■ Stored records ■
>>>

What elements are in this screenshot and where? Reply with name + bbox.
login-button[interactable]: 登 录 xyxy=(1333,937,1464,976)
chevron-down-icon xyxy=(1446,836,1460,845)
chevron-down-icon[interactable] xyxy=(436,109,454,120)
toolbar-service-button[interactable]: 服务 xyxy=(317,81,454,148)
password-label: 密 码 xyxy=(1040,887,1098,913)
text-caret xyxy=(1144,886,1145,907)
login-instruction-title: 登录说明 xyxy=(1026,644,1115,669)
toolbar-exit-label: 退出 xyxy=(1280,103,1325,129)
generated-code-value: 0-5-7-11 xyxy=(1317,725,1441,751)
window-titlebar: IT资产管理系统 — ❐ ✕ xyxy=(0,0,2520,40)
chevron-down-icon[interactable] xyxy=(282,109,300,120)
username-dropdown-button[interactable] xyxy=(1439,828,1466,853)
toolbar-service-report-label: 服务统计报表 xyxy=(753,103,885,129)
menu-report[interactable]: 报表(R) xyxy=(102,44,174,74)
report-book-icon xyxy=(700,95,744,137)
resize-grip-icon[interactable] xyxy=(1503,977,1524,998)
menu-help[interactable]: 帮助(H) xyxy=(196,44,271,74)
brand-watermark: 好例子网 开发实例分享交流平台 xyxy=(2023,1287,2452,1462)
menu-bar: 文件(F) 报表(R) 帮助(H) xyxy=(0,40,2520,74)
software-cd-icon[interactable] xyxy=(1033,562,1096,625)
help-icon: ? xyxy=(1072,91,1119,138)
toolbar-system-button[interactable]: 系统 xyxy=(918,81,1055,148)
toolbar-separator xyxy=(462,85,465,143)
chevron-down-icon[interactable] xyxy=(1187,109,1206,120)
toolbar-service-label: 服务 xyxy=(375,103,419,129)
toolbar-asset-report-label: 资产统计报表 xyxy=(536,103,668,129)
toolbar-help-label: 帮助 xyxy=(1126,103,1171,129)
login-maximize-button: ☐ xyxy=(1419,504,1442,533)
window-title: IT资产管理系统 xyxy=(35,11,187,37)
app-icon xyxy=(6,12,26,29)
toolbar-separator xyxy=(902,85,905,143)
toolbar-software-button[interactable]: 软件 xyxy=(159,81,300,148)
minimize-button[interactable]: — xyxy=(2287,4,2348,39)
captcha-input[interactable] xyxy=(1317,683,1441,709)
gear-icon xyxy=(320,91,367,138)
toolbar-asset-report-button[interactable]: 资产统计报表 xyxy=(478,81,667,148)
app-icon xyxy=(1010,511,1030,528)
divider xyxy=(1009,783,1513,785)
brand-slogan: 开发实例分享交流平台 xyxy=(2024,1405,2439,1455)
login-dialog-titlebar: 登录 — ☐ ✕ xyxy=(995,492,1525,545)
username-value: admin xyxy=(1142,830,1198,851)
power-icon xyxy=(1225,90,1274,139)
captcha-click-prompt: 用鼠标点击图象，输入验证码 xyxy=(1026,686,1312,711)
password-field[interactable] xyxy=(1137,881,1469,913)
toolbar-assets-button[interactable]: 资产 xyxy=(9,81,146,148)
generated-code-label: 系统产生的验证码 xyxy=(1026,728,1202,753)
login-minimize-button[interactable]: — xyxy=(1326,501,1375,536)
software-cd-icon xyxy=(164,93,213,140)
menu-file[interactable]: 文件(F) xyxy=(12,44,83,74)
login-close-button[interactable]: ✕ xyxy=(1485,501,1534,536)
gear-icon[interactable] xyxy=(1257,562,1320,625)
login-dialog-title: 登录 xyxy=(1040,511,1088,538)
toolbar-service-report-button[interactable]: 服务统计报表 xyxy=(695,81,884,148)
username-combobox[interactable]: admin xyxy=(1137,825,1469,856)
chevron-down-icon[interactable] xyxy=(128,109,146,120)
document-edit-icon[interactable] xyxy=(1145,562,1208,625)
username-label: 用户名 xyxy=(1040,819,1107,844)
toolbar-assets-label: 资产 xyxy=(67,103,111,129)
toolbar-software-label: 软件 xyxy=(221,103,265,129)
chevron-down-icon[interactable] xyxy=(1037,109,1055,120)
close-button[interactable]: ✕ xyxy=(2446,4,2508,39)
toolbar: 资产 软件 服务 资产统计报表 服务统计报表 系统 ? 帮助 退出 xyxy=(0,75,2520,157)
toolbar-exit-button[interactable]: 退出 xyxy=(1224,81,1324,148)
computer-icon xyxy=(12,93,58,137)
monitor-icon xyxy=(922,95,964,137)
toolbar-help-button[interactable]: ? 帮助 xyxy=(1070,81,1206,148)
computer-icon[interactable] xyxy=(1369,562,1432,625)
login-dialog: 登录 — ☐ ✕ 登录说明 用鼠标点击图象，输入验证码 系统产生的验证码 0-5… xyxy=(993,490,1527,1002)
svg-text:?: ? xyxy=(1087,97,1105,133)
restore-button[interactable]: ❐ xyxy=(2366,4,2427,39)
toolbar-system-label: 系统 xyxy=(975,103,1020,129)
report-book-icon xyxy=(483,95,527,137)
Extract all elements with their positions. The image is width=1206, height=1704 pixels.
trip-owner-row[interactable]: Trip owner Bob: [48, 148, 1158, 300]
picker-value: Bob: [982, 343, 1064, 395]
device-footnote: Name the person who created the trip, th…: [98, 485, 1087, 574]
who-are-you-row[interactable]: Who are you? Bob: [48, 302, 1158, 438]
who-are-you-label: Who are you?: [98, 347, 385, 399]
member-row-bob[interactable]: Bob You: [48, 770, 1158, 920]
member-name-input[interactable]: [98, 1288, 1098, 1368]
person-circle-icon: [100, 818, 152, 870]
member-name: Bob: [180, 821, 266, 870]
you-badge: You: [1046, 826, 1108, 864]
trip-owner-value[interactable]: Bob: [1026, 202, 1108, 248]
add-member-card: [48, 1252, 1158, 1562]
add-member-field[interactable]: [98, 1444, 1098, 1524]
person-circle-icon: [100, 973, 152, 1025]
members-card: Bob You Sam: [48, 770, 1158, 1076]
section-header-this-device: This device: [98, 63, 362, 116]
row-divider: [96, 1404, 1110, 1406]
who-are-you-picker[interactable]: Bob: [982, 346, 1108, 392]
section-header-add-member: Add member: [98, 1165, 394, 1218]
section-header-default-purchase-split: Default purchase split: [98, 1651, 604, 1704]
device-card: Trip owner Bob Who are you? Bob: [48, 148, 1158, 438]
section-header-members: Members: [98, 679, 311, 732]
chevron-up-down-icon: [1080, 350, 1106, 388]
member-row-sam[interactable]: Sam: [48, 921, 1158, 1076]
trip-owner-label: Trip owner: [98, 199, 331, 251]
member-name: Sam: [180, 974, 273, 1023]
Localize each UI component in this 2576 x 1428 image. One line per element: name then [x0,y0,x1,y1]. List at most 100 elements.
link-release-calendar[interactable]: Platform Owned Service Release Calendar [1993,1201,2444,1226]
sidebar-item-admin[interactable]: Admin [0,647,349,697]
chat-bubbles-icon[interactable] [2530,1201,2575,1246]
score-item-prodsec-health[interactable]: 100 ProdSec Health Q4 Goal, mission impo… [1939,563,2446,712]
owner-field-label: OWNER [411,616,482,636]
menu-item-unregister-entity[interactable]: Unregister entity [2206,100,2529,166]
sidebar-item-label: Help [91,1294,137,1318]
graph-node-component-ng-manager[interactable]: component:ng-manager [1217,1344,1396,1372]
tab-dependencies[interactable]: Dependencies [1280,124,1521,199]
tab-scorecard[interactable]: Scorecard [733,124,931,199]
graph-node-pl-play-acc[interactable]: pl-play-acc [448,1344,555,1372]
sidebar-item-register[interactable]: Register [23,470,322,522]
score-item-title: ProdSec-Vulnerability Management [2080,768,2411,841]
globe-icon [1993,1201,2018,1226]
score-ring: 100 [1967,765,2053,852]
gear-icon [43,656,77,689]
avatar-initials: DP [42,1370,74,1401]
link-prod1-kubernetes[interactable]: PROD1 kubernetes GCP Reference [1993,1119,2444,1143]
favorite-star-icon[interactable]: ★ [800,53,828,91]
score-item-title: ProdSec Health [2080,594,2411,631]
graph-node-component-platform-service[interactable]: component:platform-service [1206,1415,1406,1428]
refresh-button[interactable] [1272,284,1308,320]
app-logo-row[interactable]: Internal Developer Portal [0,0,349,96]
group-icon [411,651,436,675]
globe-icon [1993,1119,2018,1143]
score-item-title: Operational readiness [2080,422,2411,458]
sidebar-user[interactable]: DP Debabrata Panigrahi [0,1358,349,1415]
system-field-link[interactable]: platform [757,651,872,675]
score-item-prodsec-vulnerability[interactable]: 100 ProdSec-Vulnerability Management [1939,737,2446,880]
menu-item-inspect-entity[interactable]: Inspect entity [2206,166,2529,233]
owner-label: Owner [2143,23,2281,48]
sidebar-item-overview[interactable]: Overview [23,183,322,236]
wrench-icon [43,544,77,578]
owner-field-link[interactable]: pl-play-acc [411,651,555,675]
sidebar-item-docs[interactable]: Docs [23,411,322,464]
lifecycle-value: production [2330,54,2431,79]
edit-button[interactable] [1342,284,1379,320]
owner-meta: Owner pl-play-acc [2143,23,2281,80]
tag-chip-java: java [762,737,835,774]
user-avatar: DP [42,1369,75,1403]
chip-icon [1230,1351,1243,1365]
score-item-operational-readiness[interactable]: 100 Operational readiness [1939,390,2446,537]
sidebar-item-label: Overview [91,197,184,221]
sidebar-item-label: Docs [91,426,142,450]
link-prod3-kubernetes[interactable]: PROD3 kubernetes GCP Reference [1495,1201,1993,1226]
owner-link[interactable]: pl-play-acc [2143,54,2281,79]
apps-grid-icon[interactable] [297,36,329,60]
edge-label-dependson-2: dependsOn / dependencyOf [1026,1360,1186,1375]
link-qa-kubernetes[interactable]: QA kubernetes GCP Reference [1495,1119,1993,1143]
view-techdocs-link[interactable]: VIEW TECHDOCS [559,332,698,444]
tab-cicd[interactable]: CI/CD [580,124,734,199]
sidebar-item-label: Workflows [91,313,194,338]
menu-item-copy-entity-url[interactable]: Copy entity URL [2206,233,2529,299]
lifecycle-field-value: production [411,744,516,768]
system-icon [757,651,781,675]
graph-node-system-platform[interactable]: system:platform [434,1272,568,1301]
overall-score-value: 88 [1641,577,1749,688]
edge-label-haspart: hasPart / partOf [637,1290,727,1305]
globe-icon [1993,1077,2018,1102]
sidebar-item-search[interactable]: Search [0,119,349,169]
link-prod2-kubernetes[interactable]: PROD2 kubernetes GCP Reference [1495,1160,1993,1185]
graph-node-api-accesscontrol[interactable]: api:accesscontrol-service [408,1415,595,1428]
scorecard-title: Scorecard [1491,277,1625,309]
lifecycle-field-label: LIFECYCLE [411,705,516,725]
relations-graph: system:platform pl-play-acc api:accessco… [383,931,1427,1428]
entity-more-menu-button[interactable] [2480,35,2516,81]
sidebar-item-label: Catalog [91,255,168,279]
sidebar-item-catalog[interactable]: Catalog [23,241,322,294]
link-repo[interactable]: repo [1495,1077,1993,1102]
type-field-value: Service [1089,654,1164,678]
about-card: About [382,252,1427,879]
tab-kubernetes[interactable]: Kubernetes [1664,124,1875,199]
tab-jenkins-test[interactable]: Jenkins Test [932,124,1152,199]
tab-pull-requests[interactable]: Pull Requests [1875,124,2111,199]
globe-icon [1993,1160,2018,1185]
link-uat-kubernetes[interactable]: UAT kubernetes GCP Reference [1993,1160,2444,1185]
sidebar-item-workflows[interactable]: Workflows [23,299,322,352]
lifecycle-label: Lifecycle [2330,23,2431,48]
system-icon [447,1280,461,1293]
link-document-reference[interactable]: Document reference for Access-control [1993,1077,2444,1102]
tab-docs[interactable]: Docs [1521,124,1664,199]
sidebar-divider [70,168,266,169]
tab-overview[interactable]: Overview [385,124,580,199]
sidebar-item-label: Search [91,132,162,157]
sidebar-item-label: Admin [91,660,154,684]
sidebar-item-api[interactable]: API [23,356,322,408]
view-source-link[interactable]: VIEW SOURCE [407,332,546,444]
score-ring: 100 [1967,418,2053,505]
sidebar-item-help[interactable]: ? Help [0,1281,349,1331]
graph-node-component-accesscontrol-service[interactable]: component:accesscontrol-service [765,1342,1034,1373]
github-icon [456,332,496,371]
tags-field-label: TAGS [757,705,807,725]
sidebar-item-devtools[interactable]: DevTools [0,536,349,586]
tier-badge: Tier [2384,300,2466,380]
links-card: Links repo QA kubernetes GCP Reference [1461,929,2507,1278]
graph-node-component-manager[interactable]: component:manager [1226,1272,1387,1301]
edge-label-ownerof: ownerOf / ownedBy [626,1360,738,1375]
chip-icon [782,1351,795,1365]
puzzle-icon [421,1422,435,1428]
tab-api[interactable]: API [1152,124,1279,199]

<<<

■ To be done ■
Copy the records from the first line through the line containing "resize-grip-icon[interactable] xyxy=(1503,977,1524,998)", inclusive, switching "chevron-down-icon" to "arrow-down-icon" and leaving everything else unchanged.

■ Correct result ■
What elements are in this screenshot and where? Reply with name + bbox.
login-button[interactable]: 登 录 xyxy=(1333,937,1464,976)
arrow-down-icon xyxy=(1446,836,1460,845)
arrow-down-icon[interactable] xyxy=(436,109,454,120)
toolbar-service-button[interactable]: 服务 xyxy=(317,81,454,148)
password-label: 密 码 xyxy=(1040,887,1098,913)
text-caret xyxy=(1144,886,1145,907)
login-instruction-title: 登录说明 xyxy=(1026,644,1115,669)
toolbar-exit-label: 退出 xyxy=(1280,103,1325,129)
generated-code-value: 0-5-7-11 xyxy=(1317,725,1441,751)
window-titlebar: IT资产管理系统 — ❐ ✕ xyxy=(0,0,2520,40)
arrow-down-icon[interactable] xyxy=(282,109,300,120)
username-dropdown-button[interactable] xyxy=(1439,828,1466,853)
toolbar-service-report-label: 服务统计报表 xyxy=(753,103,885,129)
menu-report[interactable]: 报表(R) xyxy=(102,44,174,74)
report-book-icon xyxy=(700,95,744,137)
resize-grip-icon[interactable] xyxy=(1503,977,1524,998)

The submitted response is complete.